Tuesday, April 28, 2009
Do it too soon
I’ve been feeling stuck. Not unhappy, can’t-get-out-of-bed want-to-hide-under-a-rock stuck. But standing-staring-at-a-signpost-pointing-567-different-directions-unable-to-decide-which-way-to-go stuck. A few weeks ago, I actually chose one of those 567 paths and took a few faltering steps into new terrain.
As I type, I am listening to the hum and whirr of a 17-inch Canon iPF 5100 fine art printer in the process of initializing. It arrived on April 7, on a pallet that was dropped off, thunk, in our driveway. When we tried to lift the 3′ × 4′ box, it had no bottom; so instead of wrestling the oversized container into the back of my SUV (destroying our backs in the process), we found ourselves gazing at an array of long, flat boxes; plastic-wrapped trays and manuals; and a hulking form swaddled in white protective foam adorned with bright orange tape and red attention! tags.
All this was relatively easy to transfer into my car, and then to the Roost—though the printer was still awkwardly big and heavy, and threatened to slither from our grasp on the crabwise shuffle through the gate, down the driveway, and up the stairs. But soon it filled the four-foot banquet table bought special for the purpose. I then liberated it from its foam sheathing and stood back to admire its professional size and look. The paper tray, which now held two foil-wrapped print heads and twelve foil-wrapped ink cartridges, along with the Getting Started manuals (in English, French, and Spanish) and three CDs, I shoved under the table. Then—I turned and fled. And I have barely been back to the Roost since.
It’s not that I’m afraid of the printer—or, rather, of what it represents: being creative, striding off in a new direction, taking a risk. Turning more to photography, in which I have no training, while relegating words—my profession and comfort zone—to personal exploration and play. No, that’s not what holds me back.

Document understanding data
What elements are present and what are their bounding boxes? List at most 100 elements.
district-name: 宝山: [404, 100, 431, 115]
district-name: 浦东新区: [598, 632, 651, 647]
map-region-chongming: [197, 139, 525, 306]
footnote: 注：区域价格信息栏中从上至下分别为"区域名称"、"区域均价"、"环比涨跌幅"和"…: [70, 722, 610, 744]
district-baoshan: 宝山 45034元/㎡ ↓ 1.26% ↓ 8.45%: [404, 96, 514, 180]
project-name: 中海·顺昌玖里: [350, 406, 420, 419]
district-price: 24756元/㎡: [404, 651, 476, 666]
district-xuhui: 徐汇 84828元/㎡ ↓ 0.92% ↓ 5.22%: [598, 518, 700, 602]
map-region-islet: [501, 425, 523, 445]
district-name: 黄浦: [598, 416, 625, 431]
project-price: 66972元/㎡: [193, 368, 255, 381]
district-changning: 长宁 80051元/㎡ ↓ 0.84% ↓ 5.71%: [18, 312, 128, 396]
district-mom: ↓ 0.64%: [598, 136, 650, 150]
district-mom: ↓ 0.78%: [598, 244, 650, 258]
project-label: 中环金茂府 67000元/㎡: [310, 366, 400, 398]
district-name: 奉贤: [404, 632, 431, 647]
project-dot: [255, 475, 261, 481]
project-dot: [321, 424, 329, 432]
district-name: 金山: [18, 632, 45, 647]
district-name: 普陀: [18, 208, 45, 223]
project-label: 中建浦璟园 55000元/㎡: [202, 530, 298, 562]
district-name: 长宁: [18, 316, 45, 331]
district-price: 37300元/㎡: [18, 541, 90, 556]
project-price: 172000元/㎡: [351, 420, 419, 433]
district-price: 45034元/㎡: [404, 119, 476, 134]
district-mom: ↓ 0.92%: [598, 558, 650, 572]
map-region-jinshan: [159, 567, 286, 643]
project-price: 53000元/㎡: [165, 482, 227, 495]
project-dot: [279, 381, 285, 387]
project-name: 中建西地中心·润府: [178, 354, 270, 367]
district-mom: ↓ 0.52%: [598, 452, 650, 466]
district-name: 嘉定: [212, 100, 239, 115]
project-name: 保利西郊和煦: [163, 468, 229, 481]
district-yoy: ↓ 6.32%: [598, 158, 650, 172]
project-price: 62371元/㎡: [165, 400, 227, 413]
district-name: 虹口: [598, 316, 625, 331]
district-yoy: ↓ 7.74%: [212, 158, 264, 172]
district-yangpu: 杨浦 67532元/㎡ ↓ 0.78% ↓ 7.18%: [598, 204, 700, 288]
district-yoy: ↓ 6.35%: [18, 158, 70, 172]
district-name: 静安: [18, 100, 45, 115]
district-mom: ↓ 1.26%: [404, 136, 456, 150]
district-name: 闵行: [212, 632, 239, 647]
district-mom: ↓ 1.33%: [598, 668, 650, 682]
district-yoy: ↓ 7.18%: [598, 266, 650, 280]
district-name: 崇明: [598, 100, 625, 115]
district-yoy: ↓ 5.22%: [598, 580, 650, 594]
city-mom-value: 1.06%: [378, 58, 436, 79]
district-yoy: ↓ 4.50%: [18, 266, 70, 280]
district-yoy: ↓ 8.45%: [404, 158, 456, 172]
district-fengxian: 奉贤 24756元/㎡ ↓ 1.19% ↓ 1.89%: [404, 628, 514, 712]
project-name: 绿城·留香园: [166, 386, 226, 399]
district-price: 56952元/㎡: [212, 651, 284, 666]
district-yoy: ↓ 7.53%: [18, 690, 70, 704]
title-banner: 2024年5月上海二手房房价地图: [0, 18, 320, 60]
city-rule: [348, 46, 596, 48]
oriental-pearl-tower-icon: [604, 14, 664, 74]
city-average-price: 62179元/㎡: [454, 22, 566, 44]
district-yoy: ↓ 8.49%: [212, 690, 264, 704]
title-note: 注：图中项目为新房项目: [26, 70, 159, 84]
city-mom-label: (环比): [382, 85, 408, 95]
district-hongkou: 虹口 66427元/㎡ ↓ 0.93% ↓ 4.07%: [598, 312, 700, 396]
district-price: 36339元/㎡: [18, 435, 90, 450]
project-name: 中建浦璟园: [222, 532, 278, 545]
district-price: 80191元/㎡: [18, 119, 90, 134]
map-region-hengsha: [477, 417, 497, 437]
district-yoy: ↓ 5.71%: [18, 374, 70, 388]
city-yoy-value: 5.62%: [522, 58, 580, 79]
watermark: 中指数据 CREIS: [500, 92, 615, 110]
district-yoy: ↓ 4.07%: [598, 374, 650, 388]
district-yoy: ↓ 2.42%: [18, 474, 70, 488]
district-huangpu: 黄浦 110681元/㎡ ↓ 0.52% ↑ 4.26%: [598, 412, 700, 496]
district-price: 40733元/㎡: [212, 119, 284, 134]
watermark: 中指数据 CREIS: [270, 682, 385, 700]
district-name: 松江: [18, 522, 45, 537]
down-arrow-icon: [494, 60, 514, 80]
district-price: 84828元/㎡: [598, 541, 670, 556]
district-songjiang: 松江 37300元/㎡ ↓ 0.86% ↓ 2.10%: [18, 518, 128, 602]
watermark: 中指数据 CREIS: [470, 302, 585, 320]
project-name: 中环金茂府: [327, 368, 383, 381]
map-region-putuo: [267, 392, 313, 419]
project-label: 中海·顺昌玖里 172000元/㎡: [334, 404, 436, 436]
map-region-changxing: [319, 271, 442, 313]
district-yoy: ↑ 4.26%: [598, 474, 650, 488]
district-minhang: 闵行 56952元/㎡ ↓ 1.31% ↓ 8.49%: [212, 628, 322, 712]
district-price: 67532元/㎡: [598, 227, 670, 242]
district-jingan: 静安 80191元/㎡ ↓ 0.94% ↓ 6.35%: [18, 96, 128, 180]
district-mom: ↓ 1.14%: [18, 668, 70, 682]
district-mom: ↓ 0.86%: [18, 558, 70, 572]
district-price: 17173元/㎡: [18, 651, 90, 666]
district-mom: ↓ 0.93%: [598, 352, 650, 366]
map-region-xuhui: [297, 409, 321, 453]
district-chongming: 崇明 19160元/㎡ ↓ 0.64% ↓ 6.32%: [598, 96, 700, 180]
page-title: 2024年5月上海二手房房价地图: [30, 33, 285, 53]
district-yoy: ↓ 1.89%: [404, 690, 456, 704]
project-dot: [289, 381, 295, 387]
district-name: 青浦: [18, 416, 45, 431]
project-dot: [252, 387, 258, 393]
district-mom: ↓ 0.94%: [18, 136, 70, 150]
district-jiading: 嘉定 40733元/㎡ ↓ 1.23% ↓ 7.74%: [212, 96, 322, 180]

◆ **Directions**:
1 - According to the blog post about the new printer, what did the paper tray hold when it was shoved under the table? List each item.
2 - Reproduce the passage of the blog post about the new printer between "As I type, I" and "red attention! tags.", inclusive.
3 - Carry on the blog post about the new printer from its last sentence.

◆ **Task answers**:
1 -
- Two foil-wrapped print heads
- Twelve foil-wrapped ink cartridges
- The Getting Started manuals (in English, French, and Spanish)
- Three CDs

2 -
As I type, I am listening to the hum and whirr of a 17-inch Canon iPF 5100 fine art printer in the process of initializing. It arrived on April 7, on a pallet that was dropped off, thunk, in our driveway. When we tried to lift the 3′ × 4′ box, it had no bottom; so instead of wrestling the oversized container into the back of my SUV (destroying our backs in the process), we found ourselves gazing at an array of long, flat boxes; plastic-wrapped trays and manuals; and a hulking form swaddled in white protective foam adorned with bright orange tape and red attention! tags.

3 -
What holds me back is my gremlins, who have a nasty habit of muttering under their breath. Although I don’t actually hear the words, the tenor of their message is clear: “You think you have a chance in hell making it as a photographer?” “You don’t have the patience to fine-tune a photograph until it’s right!” “Wait until the critics have a go at you!!!” All this accompanied by derisive laughter. These guys have been with me a long, long time, and they are insidious; invidious too. Downright no good. And—I have to keep reminding myself—they do not exist. They do not exist. They are entirely in my mind. And over that, I have some control. I can guide my thoughts in a positive direction—away from the sneering gremlins.
So as I ponder this new path, I am determined, if nothing else, to prove those gremlins wrong. I won’t ignore them—bless their gnarly hearts, they are only trying to protect me. But I will show them that their concern is misplaced. I may not “make it” as a photographer in the sense of making a living, but I can find joy and satisfaction in making good photos, making good prints, and putting my work out in the world. And I know I can be patient and thorough: my work with words has taught me that. As for critics, I have a lot of friends who appreciate my work. Strangers—well, they can have their opinion. I don’t need to please everyone. Or even anyone. Except myself, in doing the work and finding pleasure in it. Taking risks and learning from the experience.
So this evening I followed the crystal-clear 38-step instructions for initializing the printer: I installed the print heads and the various color-coded ink cartridges, spooled the roll of matte paper, and, with anticipation, pressed the power button. As the machine whirred to life, I felt that I’d been joined in the room by an ally—someone to take my side against the gremlins. A co-creator. Or, in the end, a tool. But certainly not an enemy, something else to do battle with. Though I do anticipate a learning curve as I figure out printer profiles, calibration, and color profiles.
And I thought about the first print I would make on my new printer: something from my bathroom at the roost, taken on a rainy day; quiet, intimate, a bit mysterious. You don’t immediately know what it is, but when you recognize it, it makes you smile. At least, it does me. I am happy to have seen the possibility of this photo, and the subject matter brings back some sweet memories. What could be better?
All this brought to mind a quote I ran across recently, by Barbara Sher: “Doing is a quantum leap from imagining. Thinking about swimming isn’t much like actually getting in the water. Actually getting in the water can take your breath away. The defense force inside of us wants us to be cautious, to stay away from anything as intense as a new kind of action. Its job is to protect us, and it categorically avoids anything resembling danger. But it’s often wrong. Anything worth doing is worth doing too soon.”